::: Dataset content

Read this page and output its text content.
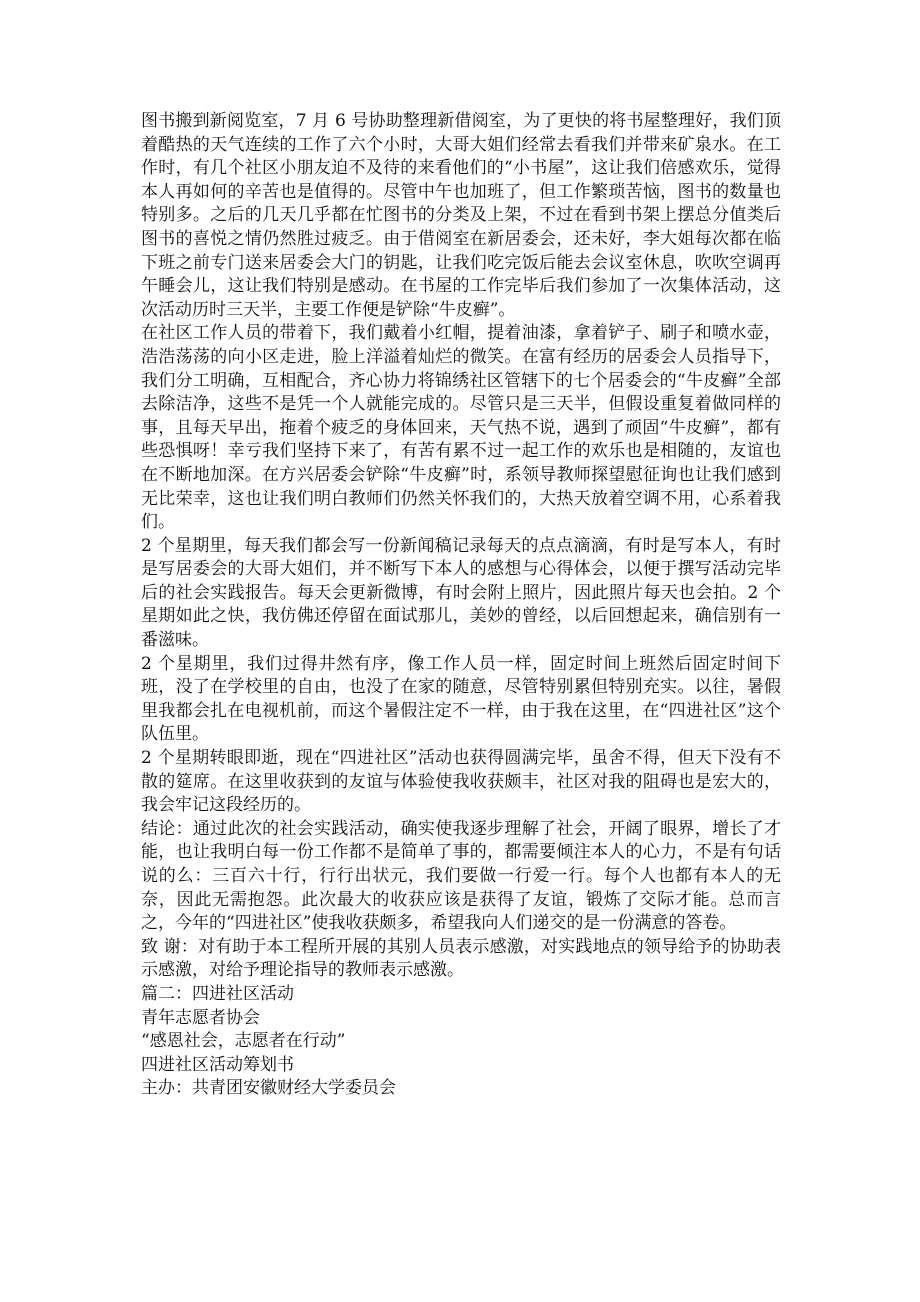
图书搬到新阅览室，7 月 6 号协助整理新借阅室，为了更快的将书屋整理好，我们顶着酷热的天气连续的工作了六个小时，大哥大姐们经常去看我们并带来矿泉水。在工作时，有几个社区小朋友迫不及待的来看他们的“小书屋”，这让我们倍感欢乐，觉得本人再如何的辛苦也是值得的。尽管中午也加班了，但工作繁琐苦恼，图书的数量也特别多。之后的几天几乎都在忙图书的分类及上架，不过在看到书架上摆总分值类后图书的喜悦之情仍然胜过疲乏。由于借阅室在新居委会，还未好，李大姐每次都在临下班之前专门送来居委会大门的钥匙，让我们吃完饭后能去会议室休息，吹吹空调再午睡会儿，这让我们特别是感动。在书屋的工作完毕后我们参加了一次集体活动，这次活动历时三天半，主要工作便是铲除“牛皮癣”。

在社区工作人员的带着下，我们戴着小红帽，提着油漆，拿着铲子、刷子和喷水壶，浩浩荡荡的向小区走进，脸上洋溢着灿烂的微笑。在富有经历的居委会人员指导下，我们分工明确，互相配合，齐心协力将锦绣社区管辖下的七个居委会的“牛皮癣”全部去除洁净，这些不是凭一个人就能完成的。尽管只是三天半，但假设重复着做同样的事，且每天早出，拖着个疲乏的身体回来，天气热不说，遇到了顽固“牛皮癣”，都有些恐惧呀！幸亏我们坚持下来了，有苦有累不过一起工作的欢乐也是相随的，友谊也在不断地加深。在方兴居委会铲除“牛皮癣”时，系领导教师探望慰征询也让我们感到无比荣幸，这也让我们明白教师们仍然关怀我们的，大热天放着空调不用，心系着我们。

2 个星期里，每天我们都会写一份新闻稿记录每天的点点滴滴，有时是写本人，有时是写居委会的大哥大姐们，并不断写下本人的感想与心得体会，以便于撰写活动完毕后的社会实践报告。每天会更新微博，有时会附上照片，因此照片每天也会拍。2 个星期如此之快，我仿佛还停留在面试那儿，美妙的曾经，以后回想起来，确信别有一番滋味。

2 个星期里，我们过得井然有序，像工作人员一样，固定时间上班然后固定时间下班，没了在学校里的自由，也没了在家的随意，尽管特别累但特别充实。以往，暑假里我都会扎在电视机前，而这个暑假注定不一样，由于我在这里，在“四进社区”这个队伍里。

2 个星期转眼即逝，现在“四进社区”活动也获得圆满完毕，虽舍不得，但天下没有不散的筵席。在这里收获到的友谊与体验使我收获颇丰，社区对我的阻碍也是宏大的，我会牢记这段经历的。

结论：通过此次的社会实践活动，确实使我逐步理解了社会，开阔了眼界，增长了才能，也让我明白每一份工作都不是简单了事的，都需要倾注本人的心力，不是有句话说的么：三百六十行，行行出状元，我们要做一行爱一行。每个人也都有本人的无奈，因此无需抱怨。此次最大的收获应该是获得了友谊，锻炼了交际才能。总而言之，今年的“四进社区”使我收获颇多，希望我向人们递交的是一份满意的答卷。

致 谢：对有助于本工程所开展的其别人员表示感激，对实践地点的领导给予的协助表示感激，对给予理论指导的教师表示感激。

篇二：四进社区活动

青年志愿者协会

“感恩社会，志愿者在行动”

四进社区活动筹划书

主办：共青团安徽财经大学委员会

::::::

Copy the listing in full and without alteration, omitting every picture.

**Result for this exercise**
Read this page and output its text content.
图书搬到新阅览室，7 月 6 号协助整理新借阅室，为了更快的将书屋整理好，我们顶着酷热的天气连续的工作了六个小时，大哥大姐们经常去看我们并带来矿泉水。在工作时，有几个社区小朋友迫不及待的来看他们的“小书屋”，这让我们倍感欢乐，觉得本人再如何的辛苦也是值得的。尽管中午也加班了，但工作繁琐苦恼，图书的数量也特别多。之后的几天几乎都在忙图书的分类及上架，不过在看到书架上摆总分值类后图书的喜悦之情仍然胜过疲乏。由于借阅室在新居委会，还未好，李大姐每次都在临下班之前专门送来居委会大门的钥匙，让我们吃完饭后能去会议室休息，吹吹空调再午睡会儿，这让我们特别是感动。在书屋的工作完毕后我们参加了一次集体活动，这次活动历时三天半，主要工作便是铲除“牛皮癣”。

在社区工作人员的带着下，我们戴着小红帽，提着油漆，拿着铲子、刷子和喷水壶，浩浩荡荡的向小区走进，脸上洋溢着灿烂的微笑。在富有经历的居委会人员指导下，我们分工明确，互相配合，齐心协力将锦绣社区管辖下的七个居委会的“牛皮癣”全部去除洁净，这些不是凭一个人就能完成的。尽管只是三天半，但假设重复着做同样的事，且每天早出，拖着个疲乏的身体回来，天气热不说，遇到了顽固“牛皮癣”，都有些恐惧呀！幸亏我们坚持下来了，有苦有累不过一起工作的欢乐也是相随的，友谊也在不断地加深。在方兴居委会铲除“牛皮癣”时，系领导教师探望慰征询也让我们感到无比荣幸，这也让我们明白教师们仍然关怀我们的，大热天放着空调不用，心系着我们。

2 个星期里，每天我们都会写一份新闻稿记录每天的点点滴滴，有时是写本人，有时是写居委会的大哥大姐们，并不断写下本人的感想与心得体会，以便于撰写活动完毕后的社会实践报告。每天会更新微博，有时会附上照片，因此照片每天也会拍。2 个星期如此之快，我仿佛还停留在面试那儿，美妙的曾经，以后回想起来，确信别有一番滋味。

2 个星期里，我们过得井然有序，像工作人员一样，固定时间上班然后固定时间下班，没了在学校里的自由，也没了在家的随意，尽管特别累但特别充实。以往，暑假里我都会扎在电视机前，而这个暑假注定不一样，由于我在这里，在“四进社区”这个队伍里。

2 个星期转眼即逝，现在“四进社区”活动也获得圆满完毕，虽舍不得，但天下没有不散的筵席。在这里收获到的友谊与体验使我收获颇丰，社区对我的阻碍也是宏大的，我会牢记这段经历的。

结论：通过此次的社会实践活动，确实使我逐步理解了社会，开阔了眼界，增长了才能，也让我明白每一份工作都不是简单了事的，都需要倾注本人的心力，不是有句话说的么：三百六十行，行行出状元，我们要做一行爱一行。每个人也都有本人的无奈，因此无需抱怨。此次最大的收获应该是获得了友谊，锻炼了交际才能。总而言之，今年的“四进社区”使我收获颇多，希望我向人们递交的是一份满意的答卷。

致 谢：对有助于本工程所开展的其别人员表示感激，对实践地点的领导给予的协助表示感激，对给予理论指导的教师表示感激。

篇二：四进社区活动

青年志愿者协会

“感恩社会，志愿者在行动”

四进社区活动筹划书

主办：共青团安徽财经大学委员会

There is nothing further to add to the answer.